## begin Materials provided

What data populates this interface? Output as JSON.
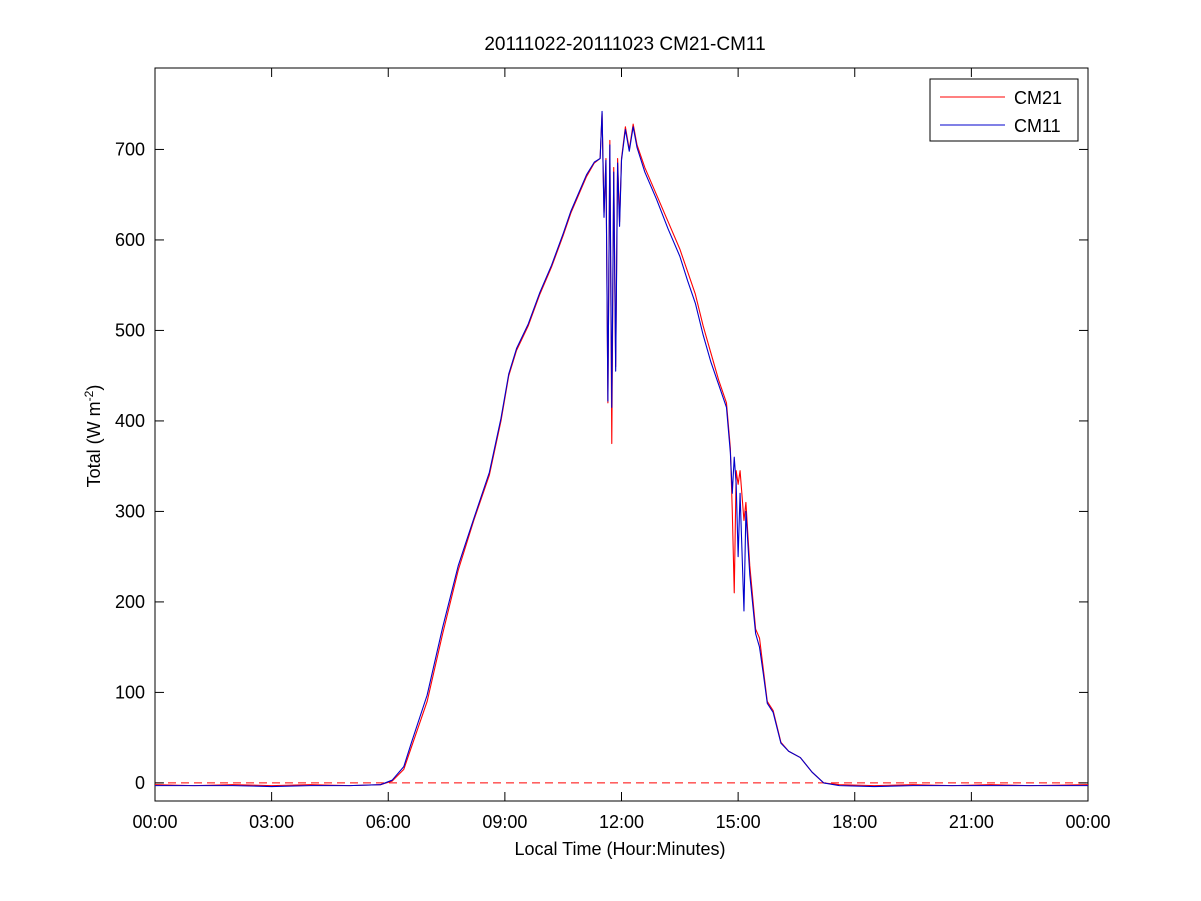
{
  "chart_data": {
    "type": "line",
    "title": "20111022-20111023 CM21-CM11",
    "xlabel": "Local Time (Hour:Minutes)",
    "ylabel_main": "Total (W m",
    "ylabel_sup": "-2",
    "ylabel_close": ")",
    "xlim": [
      0,
      24
    ],
    "ylim": [
      -20,
      790
    ],
    "x_ticks": [
      0,
      3,
      6,
      9,
      12,
      15,
      18,
      21,
      24
    ],
    "x_tick_labels": [
      "00:00",
      "03:00",
      "06:00",
      "09:00",
      "12:00",
      "15:00",
      "18:00",
      "21:00",
      "00:00"
    ],
    "y_ticks": [
      0,
      100,
      200,
      300,
      400,
      500,
      600,
      700
    ],
    "y_tick_labels": [
      "0",
      "100",
      "200",
      "300",
      "400",
      "500",
      "600",
      "700"
    ],
    "legend_position": "top-right",
    "grid": false,
    "reference_line": {
      "y": 0,
      "color": "#ff0000",
      "style": "dashed"
    },
    "series": [
      {
        "name": "CM21",
        "color": "#ff0000",
        "points": [
          [
            0.0,
            -2
          ],
          [
            1.0,
            -3
          ],
          [
            2.0,
            -2
          ],
          [
            3.0,
            -3
          ],
          [
            4.0,
            -2
          ],
          [
            5.0,
            -3
          ],
          [
            5.8,
            -2
          ],
          [
            6.1,
            2
          ],
          [
            6.4,
            15
          ],
          [
            6.6,
            40
          ],
          [
            7.0,
            90
          ],
          [
            7.4,
            165
          ],
          [
            7.8,
            235
          ],
          [
            8.2,
            290
          ],
          [
            8.6,
            340
          ],
          [
            8.9,
            400
          ],
          [
            9.1,
            450
          ],
          [
            9.3,
            478
          ],
          [
            9.6,
            505
          ],
          [
            9.9,
            540
          ],
          [
            10.2,
            570
          ],
          [
            10.5,
            605
          ],
          [
            10.7,
            630
          ],
          [
            10.9,
            650
          ],
          [
            11.1,
            670
          ],
          [
            11.3,
            685
          ],
          [
            11.45,
            690
          ],
          [
            11.5,
            740
          ],
          [
            11.55,
            630
          ],
          [
            11.6,
            690
          ],
          [
            11.65,
            420
          ],
          [
            11.7,
            710
          ],
          [
            11.75,
            375
          ],
          [
            11.8,
            680
          ],
          [
            11.85,
            460
          ],
          [
            11.9,
            690
          ],
          [
            11.95,
            620
          ],
          [
            12.0,
            690
          ],
          [
            12.1,
            725
          ],
          [
            12.2,
            700
          ],
          [
            12.3,
            728
          ],
          [
            12.4,
            705
          ],
          [
            12.6,
            680
          ],
          [
            12.9,
            650
          ],
          [
            13.2,
            620
          ],
          [
            13.5,
            590
          ],
          [
            13.7,
            565
          ],
          [
            13.9,
            540
          ],
          [
            14.1,
            505
          ],
          [
            14.3,
            475
          ],
          [
            14.5,
            445
          ],
          [
            14.7,
            420
          ],
          [
            14.8,
            370
          ],
          [
            14.85,
            300
          ],
          [
            14.9,
            210
          ],
          [
            14.95,
            345
          ],
          [
            15.0,
            330
          ],
          [
            15.05,
            345
          ],
          [
            15.15,
            290
          ],
          [
            15.2,
            310
          ],
          [
            15.3,
            240
          ],
          [
            15.45,
            170
          ],
          [
            15.55,
            160
          ],
          [
            15.65,
            125
          ],
          [
            15.75,
            90
          ],
          [
            15.9,
            80
          ],
          [
            16.1,
            45
          ],
          [
            16.3,
            35
          ],
          [
            16.6,
            28
          ],
          [
            16.9,
            12
          ],
          [
            17.2,
            0
          ],
          [
            17.6,
            -2
          ],
          [
            18.5,
            -3
          ],
          [
            19.5,
            -2
          ],
          [
            20.5,
            -3
          ],
          [
            21.5,
            -2
          ],
          [
            22.5,
            -3
          ],
          [
            24.0,
            -2
          ]
        ]
      },
      {
        "name": "CM11",
        "color": "#0000cc",
        "points": [
          [
            0.0,
            -3
          ],
          [
            1.0,
            -3
          ],
          [
            2.0,
            -3
          ],
          [
            3.0,
            -4
          ],
          [
            4.0,
            -3
          ],
          [
            5.0,
            -3
          ],
          [
            5.8,
            -2
          ],
          [
            6.1,
            3
          ],
          [
            6.4,
            18
          ],
          [
            6.6,
            45
          ],
          [
            7.0,
            97
          ],
          [
            7.4,
            172
          ],
          [
            7.8,
            240
          ],
          [
            8.2,
            292
          ],
          [
            8.6,
            343
          ],
          [
            8.9,
            403
          ],
          [
            9.1,
            452
          ],
          [
            9.3,
            480
          ],
          [
            9.6,
            507
          ],
          [
            9.9,
            542
          ],
          [
            10.2,
            572
          ],
          [
            10.5,
            607
          ],
          [
            10.7,
            632
          ],
          [
            10.9,
            652
          ],
          [
            11.1,
            672
          ],
          [
            11.3,
            686
          ],
          [
            11.45,
            690
          ],
          [
            11.5,
            742
          ],
          [
            11.55,
            625
          ],
          [
            11.6,
            688
          ],
          [
            11.65,
            422
          ],
          [
            11.7,
            705
          ],
          [
            11.75,
            415
          ],
          [
            11.8,
            675
          ],
          [
            11.85,
            455
          ],
          [
            11.9,
            685
          ],
          [
            11.95,
            615
          ],
          [
            12.0,
            688
          ],
          [
            12.1,
            722
          ],
          [
            12.2,
            698
          ],
          [
            12.3,
            725
          ],
          [
            12.4,
            702
          ],
          [
            12.6,
            675
          ],
          [
            12.9,
            645
          ],
          [
            13.2,
            612
          ],
          [
            13.5,
            582
          ],
          [
            13.7,
            555
          ],
          [
            13.9,
            530
          ],
          [
            14.1,
            495
          ],
          [
            14.3,
            465
          ],
          [
            14.5,
            440
          ],
          [
            14.7,
            415
          ],
          [
            14.8,
            365
          ],
          [
            14.85,
            320
          ],
          [
            14.9,
            360
          ],
          [
            14.95,
            330
          ],
          [
            15.0,
            250
          ],
          [
            15.05,
            320
          ],
          [
            15.15,
            190
          ],
          [
            15.2,
            300
          ],
          [
            15.3,
            230
          ],
          [
            15.45,
            165
          ],
          [
            15.55,
            150
          ],
          [
            15.65,
            120
          ],
          [
            15.75,
            88
          ],
          [
            15.9,
            78
          ],
          [
            16.1,
            44
          ],
          [
            16.3,
            35
          ],
          [
            16.6,
            28
          ],
          [
            16.9,
            12
          ],
          [
            17.2,
            0
          ],
          [
            17.6,
            -3
          ],
          [
            18.5,
            -4
          ],
          [
            19.5,
            -3
          ],
          [
            20.5,
            -3
          ],
          [
            21.5,
            -3
          ],
          [
            22.5,
            -3
          ],
          [
            24.0,
            -3
          ]
        ]
      }
    ]
  }
}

## end Materials provided

== Task to carry out ==
Leaving out the pictures, repeat the data above exactly.

== Solution to the exercise ==
What data populates this interface? Output as JSON.
{
  "chart_data": {
    "type": "line",
    "title": "20111022-20111023 CM21-CM11",
    "xlabel": "Local Time (Hour:Minutes)",
    "ylabel_main": "Total (W m",
    "ylabel_sup": "-2",
    "ylabel_close": ")",
    "xlim": [
      0,
      24
    ],
    "ylim": [
      -20,
      790
    ],
    "x_ticks": [
      0,
      3,
      6,
      9,
      12,
      15,
      18,
      21,
      24
    ],
    "x_tick_labels": [
      "00:00",
      "03:00",
      "06:00",
      "09:00",
      "12:00",
      "15:00",
      "18:00",
      "21:00",
      "00:00"
    ],
    "y_ticks": [
      0,
      100,
      200,
      300,
      400,
      500,
      600,
      700
    ],
    "y_tick_labels": [
      "0",
      "100",
      "200",
      "300",
      "400",
      "500",
      "600",
      "700"
    ],
    "legend_position": "top-right",
    "grid": false,
    "reference_line": {
      "y": 0,
      "color": "#ff0000",
      "style": "dashed"
    },
    "series": [
      {
        "name": "CM21",
        "color": "#ff0000",
        "points": [
          [
            0.0,
            -2
          ],
          [
            1.0,
            -3
          ],
          [
            2.0,
            -2
          ],
          [
            3.0,
            -3
          ],
          [
            4.0,
            -2
          ],
          [
            5.0,
            -3
          ],
          [
            5.8,
            -2
          ],
          [
            6.1,
            2
          ],
          [
            6.4,
            15
          ],
          [
            6.6,
            40
          ],
          [
            7.0,
            90
          ],
          [
            7.4,
            165
          ],
          [
            7.8,
            235
          ],
          [
            8.2,
            290
          ],
          [
            8.6,
            340
          ],
          [
            8.9,
            400
          ],
          [
            9.1,
            450
          ],
          [
            9.3,
            478
          ],
          [
            9.6,
            505
          ],
          [
            9.9,
            540
          ],
          [
            10.2,
            570
          ],
          [
            10.5,
            605
          ],
          [
            10.7,
            630
          ],
          [
            10.9,
            650
          ],
          [
            11.1,
            670
          ],
          [
            11.3,
            685
          ],
          [
            11.45,
            690
          ],
          [
            11.5,
            740
          ],
          [
            11.55,
            630
          ],
          [
            11.6,
            690
          ],
          [
            11.65,
            420
          ],
          [
            11.7,
            710
          ],
          [
            11.75,
            375
          ],
          [
            11.8,
            680
          ],
          [
            11.85,
            460
          ],
          [
            11.9,
            690
          ],
          [
            11.95,
            620
          ],
          [
            12.0,
            690
          ],
          [
            12.1,
            725
          ],
          [
            12.2,
            700
          ],
          [
            12.3,
            728
          ],
          [
            12.4,
            705
          ],
          [
            12.6,
            680
          ],
          [
            12.9,
            650
          ],
          [
            13.2,
            620
          ],
          [
            13.5,
            590
          ],
          [
            13.7,
            565
          ],
          [
            13.9,
            540
          ],
          [
            14.1,
            505
          ],
          [
            14.3,
            475
          ],
          [
            14.5,
            445
          ],
          [
            14.7,
            420
          ],
          [
            14.8,
            370
          ],
          [
            14.85,
            300
          ],
          [
            14.9,
            210
          ],
          [
            14.95,
            345
          ],
          [
            15.0,
            330
          ],
          [
            15.05,
            345
          ],
          [
            15.15,
            290
          ],
          [
            15.2,
            310
          ],
          [
            15.3,
            240
          ],
          [
            15.45,
            170
          ],
          [
            15.55,
            160
          ],
          [
            15.65,
            125
          ],
          [
            15.75,
            90
          ],
          [
            15.9,
            80
          ],
          [
            16.1,
            45
          ],
          [
            16.3,
            35
          ],
          [
            16.6,
            28
          ],
          [
            16.9,
            12
          ],
          [
            17.2,
            0
          ],
          [
            17.6,
            -2
          ],
          [
            18.5,
            -3
          ],
          [
            19.5,
            -2
          ],
          [
            20.5,
            -3
          ],
          [
            21.5,
            -2
          ],
          [
            22.5,
            -3
          ],
          [
            24.0,
            -2
          ]
        ]
      },
      {
        "name": "CM11",
        "color": "#0000cc",
        "points": [
          [
            0.0,
            -3
          ],
          [
            1.0,
            -3
          ],
          [
            2.0,
            -3
          ],
          [
            3.0,
            -4
          ],
          [
            4.0,
            -3
          ],
          [
            5.0,
            -3
          ],
          [
            5.8,
            -2
          ],
          [
            6.1,
            3
          ],
          [
            6.4,
            18
          ],
          [
            6.6,
            45
          ],
          [
            7.0,
            97
          ],
          [
            7.4,
            172
          ],
          [
            7.8,
            240
          ],
          [
            8.2,
            292
          ],
          [
            8.6,
            343
          ],
          [
            8.9,
            403
          ],
          [
            9.1,
            452
          ],
          [
            9.3,
            480
          ],
          [
            9.6,
            507
          ],
          [
            9.9,
            542
          ],
          [
            10.2,
            572
          ],
          [
            10.5,
            607
          ],
          [
            10.7,
            632
          ],
          [
            10.9,
            652
          ],
          [
            11.1,
            672
          ],
          [
            11.3,
            686
          ],
          [
            11.45,
            690
          ],
          [
            11.5,
            742
          ],
          [
            11.55,
            625
          ],
          [
            11.6,
            688
          ],
          [
            11.65,
            422
          ],
          [
            11.7,
            705
          ],
          [
            11.75,
            415
          ],
          [
            11.8,
            675
          ],
          [
            11.85,
            455
          ],
          [
            11.9,
            685
          ],
          [
            11.95,
            615
          ],
          [
            12.0,
            688
          ],
          [
            12.1,
            722
          ],
          [
            12.2,
            698
          ],
          [
            12.3,
            725
          ],
          [
            12.4,
            702
          ],
          [
            12.6,
            675
          ],
          [
            12.9,
            645
          ],
          [
            13.2,
            612
          ],
          [
            13.5,
            582
          ],
          [
            13.7,
            555
          ],
          [
            13.9,
            530
          ],
          [
            14.1,
            495
          ],
          [
            14.3,
            465
          ],
          [
            14.5,
            440
          ],
          [
            14.7,
            415
          ],
          [
            14.8,
            365
          ],
          [
            14.85,
            320
          ],
          [
            14.9,
            360
          ],
          [
            14.95,
            330
          ],
          [
            15.0,
            250
          ],
          [
            15.05,
            320
          ],
          [
            15.15,
            190
          ],
          [
            15.2,
            300
          ],
          [
            15.3,
            230
          ],
          [
            15.45,
            165
          ],
          [
            15.55,
            150
          ],
          [
            15.65,
            120
          ],
          [
            15.75,
            88
          ],
          [
            15.9,
            78
          ],
          [
            16.1,
            44
          ],
          [
            16.3,
            35
          ],
          [
            16.6,
            28
          ],
          [
            16.9,
            12
          ],
          [
            17.2,
            0
          ],
          [
            17.6,
            -3
          ],
          [
            18.5,
            -4
          ],
          [
            19.5,
            -3
          ],
          [
            20.5,
            -3
          ],
          [
            21.5,
            -3
          ],
          [
            22.5,
            -3
          ],
          [
            24.0,
            -3
          ]
        ]
      }
    ]
  }
}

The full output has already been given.